## Start Records

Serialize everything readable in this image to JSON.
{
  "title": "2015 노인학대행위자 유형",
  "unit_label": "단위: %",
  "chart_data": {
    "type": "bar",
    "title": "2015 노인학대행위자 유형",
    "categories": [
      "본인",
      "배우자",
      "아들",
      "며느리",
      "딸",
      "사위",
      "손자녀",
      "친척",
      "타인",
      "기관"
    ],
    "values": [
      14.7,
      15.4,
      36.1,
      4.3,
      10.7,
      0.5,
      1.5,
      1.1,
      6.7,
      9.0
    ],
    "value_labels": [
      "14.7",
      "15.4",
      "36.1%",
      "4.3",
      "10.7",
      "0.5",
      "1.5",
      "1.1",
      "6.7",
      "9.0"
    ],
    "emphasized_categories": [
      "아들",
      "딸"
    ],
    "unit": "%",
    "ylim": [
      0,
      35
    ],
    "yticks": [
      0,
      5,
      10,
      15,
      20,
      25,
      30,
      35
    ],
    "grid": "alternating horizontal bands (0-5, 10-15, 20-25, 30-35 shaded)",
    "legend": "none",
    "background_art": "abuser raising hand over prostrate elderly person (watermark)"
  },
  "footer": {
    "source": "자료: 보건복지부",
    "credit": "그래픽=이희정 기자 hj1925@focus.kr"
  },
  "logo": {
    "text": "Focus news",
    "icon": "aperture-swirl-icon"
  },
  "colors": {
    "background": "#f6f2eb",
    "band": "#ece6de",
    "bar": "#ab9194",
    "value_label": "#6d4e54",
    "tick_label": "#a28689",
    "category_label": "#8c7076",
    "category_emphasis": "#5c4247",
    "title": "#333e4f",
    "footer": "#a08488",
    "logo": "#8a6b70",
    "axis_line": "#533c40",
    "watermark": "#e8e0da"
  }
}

## End Records

Every line that holds the word "title" should be extracted.

  "title": "2015 노인학대행위자 유형",
    "title": "2015 노인학대행위자 유형",
    "title": "#333e4f",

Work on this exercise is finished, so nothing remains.